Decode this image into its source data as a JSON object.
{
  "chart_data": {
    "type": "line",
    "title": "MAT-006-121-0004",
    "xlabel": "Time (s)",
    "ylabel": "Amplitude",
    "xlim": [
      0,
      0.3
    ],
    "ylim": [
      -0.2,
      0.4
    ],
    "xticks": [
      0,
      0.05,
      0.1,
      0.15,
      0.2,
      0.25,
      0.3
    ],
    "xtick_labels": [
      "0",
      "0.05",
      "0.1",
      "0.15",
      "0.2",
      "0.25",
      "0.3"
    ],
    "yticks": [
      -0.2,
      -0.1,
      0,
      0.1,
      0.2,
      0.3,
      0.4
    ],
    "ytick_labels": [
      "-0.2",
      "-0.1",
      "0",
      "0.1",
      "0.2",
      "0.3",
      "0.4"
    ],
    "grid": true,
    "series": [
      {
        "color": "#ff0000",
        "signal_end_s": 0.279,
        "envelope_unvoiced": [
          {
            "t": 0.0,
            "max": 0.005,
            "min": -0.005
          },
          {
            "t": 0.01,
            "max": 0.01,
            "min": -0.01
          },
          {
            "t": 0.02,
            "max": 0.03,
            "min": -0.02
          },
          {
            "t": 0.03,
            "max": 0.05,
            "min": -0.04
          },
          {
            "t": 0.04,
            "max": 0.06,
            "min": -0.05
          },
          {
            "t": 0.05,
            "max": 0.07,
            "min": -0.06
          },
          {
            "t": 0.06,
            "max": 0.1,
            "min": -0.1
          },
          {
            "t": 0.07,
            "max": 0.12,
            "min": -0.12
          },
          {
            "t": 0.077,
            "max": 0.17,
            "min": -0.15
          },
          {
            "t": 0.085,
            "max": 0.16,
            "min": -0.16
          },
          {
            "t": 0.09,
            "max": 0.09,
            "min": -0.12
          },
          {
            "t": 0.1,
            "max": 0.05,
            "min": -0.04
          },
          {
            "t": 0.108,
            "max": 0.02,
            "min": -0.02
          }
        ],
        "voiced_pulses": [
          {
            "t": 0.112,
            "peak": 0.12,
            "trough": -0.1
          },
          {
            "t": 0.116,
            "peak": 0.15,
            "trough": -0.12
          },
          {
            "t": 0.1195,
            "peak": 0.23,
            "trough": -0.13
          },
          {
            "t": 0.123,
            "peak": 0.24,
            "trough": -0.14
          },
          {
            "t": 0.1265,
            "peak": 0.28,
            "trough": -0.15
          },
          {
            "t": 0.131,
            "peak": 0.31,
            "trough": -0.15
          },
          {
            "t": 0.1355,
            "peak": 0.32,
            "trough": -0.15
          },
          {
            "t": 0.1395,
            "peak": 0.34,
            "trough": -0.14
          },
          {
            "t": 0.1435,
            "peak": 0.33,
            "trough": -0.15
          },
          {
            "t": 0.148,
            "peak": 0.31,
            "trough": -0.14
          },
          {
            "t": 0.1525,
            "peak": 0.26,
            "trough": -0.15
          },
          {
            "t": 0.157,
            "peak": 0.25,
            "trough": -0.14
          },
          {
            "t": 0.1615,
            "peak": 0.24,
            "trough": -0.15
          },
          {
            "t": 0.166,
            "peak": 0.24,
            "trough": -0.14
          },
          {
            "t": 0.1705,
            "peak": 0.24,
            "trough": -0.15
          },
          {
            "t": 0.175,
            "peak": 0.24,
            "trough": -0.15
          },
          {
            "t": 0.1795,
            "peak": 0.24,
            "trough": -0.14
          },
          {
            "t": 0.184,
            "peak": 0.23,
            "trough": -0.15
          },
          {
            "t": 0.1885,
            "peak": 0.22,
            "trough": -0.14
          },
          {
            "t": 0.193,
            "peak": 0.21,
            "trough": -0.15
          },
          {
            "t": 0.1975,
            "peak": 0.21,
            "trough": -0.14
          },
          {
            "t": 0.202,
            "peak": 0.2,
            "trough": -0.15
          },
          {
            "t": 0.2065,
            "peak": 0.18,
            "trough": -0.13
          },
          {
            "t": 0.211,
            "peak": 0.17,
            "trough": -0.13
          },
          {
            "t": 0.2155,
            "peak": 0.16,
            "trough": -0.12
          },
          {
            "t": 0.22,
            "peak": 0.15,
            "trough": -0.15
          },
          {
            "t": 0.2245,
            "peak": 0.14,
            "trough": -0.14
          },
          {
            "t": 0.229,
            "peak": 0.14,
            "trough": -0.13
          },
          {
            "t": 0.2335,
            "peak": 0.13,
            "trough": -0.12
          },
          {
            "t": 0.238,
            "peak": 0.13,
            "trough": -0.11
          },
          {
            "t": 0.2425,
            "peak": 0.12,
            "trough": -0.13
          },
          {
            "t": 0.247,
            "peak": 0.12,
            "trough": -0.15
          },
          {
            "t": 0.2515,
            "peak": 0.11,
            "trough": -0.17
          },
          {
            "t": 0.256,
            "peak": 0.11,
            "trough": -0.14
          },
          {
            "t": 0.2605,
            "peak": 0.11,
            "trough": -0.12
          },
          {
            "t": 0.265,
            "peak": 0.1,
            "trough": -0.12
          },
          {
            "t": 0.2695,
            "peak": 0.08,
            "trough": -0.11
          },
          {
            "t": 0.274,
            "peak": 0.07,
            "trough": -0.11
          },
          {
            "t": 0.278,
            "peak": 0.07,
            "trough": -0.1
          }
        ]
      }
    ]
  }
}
-.-.-
■ **Short problem**: Copy the material above verbatim.

■ **Task result**:
Decode this image into its source data as a JSON object.
{
  "chart_data": {
    "type": "line",
    "title": "MAT-006-121-0004",
    "xlabel": "Time (s)",
    "ylabel": "Amplitude",
    "xlim": [
      0,
      0.3
    ],
    "ylim": [
      -0.2,
      0.4
    ],
    "xticks": [
      0,
      0.05,
      0.1,
      0.15,
      0.2,
      0.25,
      0.3
    ],
    "xtick_labels": [
      "0",
      "0.05",
      "0.1",
      "0.15",
      "0.2",
      "0.25",
      "0.3"
    ],
    "yticks": [
      -0.2,
      -0.1,
      0,
      0.1,
      0.2,
      0.3,
      0.4
    ],
    "ytick_labels": [
      "-0.2",
      "-0.1",
      "0",
      "0.1",
      "0.2",
      "0.3",
      "0.4"
    ],
    "grid": true,
    "series": [
      {
        "color": "#ff0000",
        "signal_end_s": 0.279,
        "envelope_unvoiced": [
          {
            "t": 0.0,
            "max": 0.005,
            "min": -0.005
          },
          {
            "t": 0.01,
            "max": 0.01,
            "min": -0.01
          },
          {
            "t": 0.02,
            "max": 0.03,
            "min": -0.02
          },
          {
            "t": 0.03,
            "max": 0.05,
            "min": -0.04
          },
          {
            "t": 0.04,
            "max": 0.06,
            "min": -0.05
          },
          {
            "t": 0.05,
            "max": 0.07,
            "min": -0.06
          },
          {
            "t": 0.06,
            "max": 0.1,
            "min": -0.1
          },
          {
            "t": 0.07,
            "max": 0.12,
            "min": -0.12
          },
          {
            "t": 0.077,
            "max": 0.17,
            "min": -0.15
          },
          {
            "t": 0.085,
            "max": 0.16,
            "min": -0.16
          },
          {
            "t": 0.09,
            "max": 0.09,
            "min": -0.12
          },
          {
            "t": 0.1,
            "max": 0.05,
            "min": -0.04
          },
          {
            "t": 0.108,
            "max": 0.02,
            "min": -0.02
          }
        ],
        "voiced_pulses": [
          {
            "t": 0.112,
            "peak": 0.12,
            "trough": -0.1
          },
          {
            "t": 0.116,
            "peak": 0.15,
            "trough": -0.12
          },
          {
            "t": 0.1195,
            "peak": 0.23,
            "trough": -0.13
          },
          {
            "t": 0.123,
            "peak": 0.24,
            "trough": -0.14
          },
          {
            "t": 0.1265,
            "peak": 0.28,
            "trough": -0.15
          },
          {
            "t": 0.131,
            "peak": 0.31,
            "trough": -0.15
          },
          {
            "t": 0.1355,
            "peak": 0.32,
            "trough": -0.15
          },
          {
            "t": 0.1395,
            "peak": 0.34,
            "trough": -0.14
          },
          {
            "t": 0.1435,
            "peak": 0.33,
            "trough": -0.15
          },
          {
            "t": 0.148,
            "peak": 0.31,
            "trough": -0.14
          },
          {
            "t": 0.1525,
            "peak": 0.26,
            "trough": -0.15
          },
          {
            "t": 0.157,
            "peak": 0.25,
            "trough": -0.14
          },
          {
            "t": 0.1615,
            "peak": 0.24,
            "trough": -0.15
          },
          {
            "t": 0.166,
            "peak": 0.24,
            "trough": -0.14
          },
          {
            "t": 0.1705,
            "peak": 0.24,
            "trough": -0.15
          },
          {
            "t": 0.175,
            "peak": 0.24,
            "trough": -0.15
          },
          {
            "t": 0.1795,
            "peak": 0.24,
            "trough": -0.14
          },
          {
            "t": 0.184,
            "peak": 0.23,
            "trough": -0.15
          },
          {
            "t": 0.1885,
            "peak": 0.22,
            "trough": -0.14
          },
          {
            "t": 0.193,
            "peak": 0.21,
            "trough": -0.15
          },
          {
            "t": 0.1975,
            "peak": 0.21,
            "trough": -0.14
          },
          {
            "t": 0.202,
            "peak": 0.2,
            "trough": -0.15
          },
          {
            "t": 0.2065,
            "peak": 0.18,
            "trough": -0.13
          },
          {
            "t": 0.211,
            "peak": 0.17,
            "trough": -0.13
          },
          {
            "t": 0.2155,
            "peak": 0.16,
            "trough": -0.12
          },
          {
            "t": 0.22,
            "peak": 0.15,
            "trough": -0.15
          },
          {
            "t": 0.2245,
            "peak": 0.14,
            "trough": -0.14
          },
          {
            "t": 0.229,
            "peak": 0.14,
            "trough": -0.13
          },
          {
            "t": 0.2335,
            "peak": 0.13,
            "trough": -0.12
          },
          {
            "t": 0.238,
            "peak": 0.13,
            "trough": -0.11
          },
          {
            "t": 0.2425,
            "peak": 0.12,
            "trough": -0.13
          },
          {
            "t": 0.247,
            "peak": 0.12,
            "trough": -0.15
          },
          {
            "t": 0.2515,
            "peak": 0.11,
            "trough": -0.17
          },
          {
            "t": 0.256,
            "peak": 0.11,
            "trough": -0.14
          },
          {
            "t": 0.2605,
            "peak": 0.11,
            "trough": -0.12
          },
          {
            "t": 0.265,
            "peak": 0.1,
            "trough": -0.12
          },
          {
            "t": 0.2695,
            "peak": 0.08,
            "trough": -0.11
          },
          {
            "t": 0.274,
            "peak": 0.07,
            "trough": -0.11
          },
          {
            "t": 0.278,
            "peak": 0.07,
            "trough": -0.1
          }
        ]
      }
    ]
  }
}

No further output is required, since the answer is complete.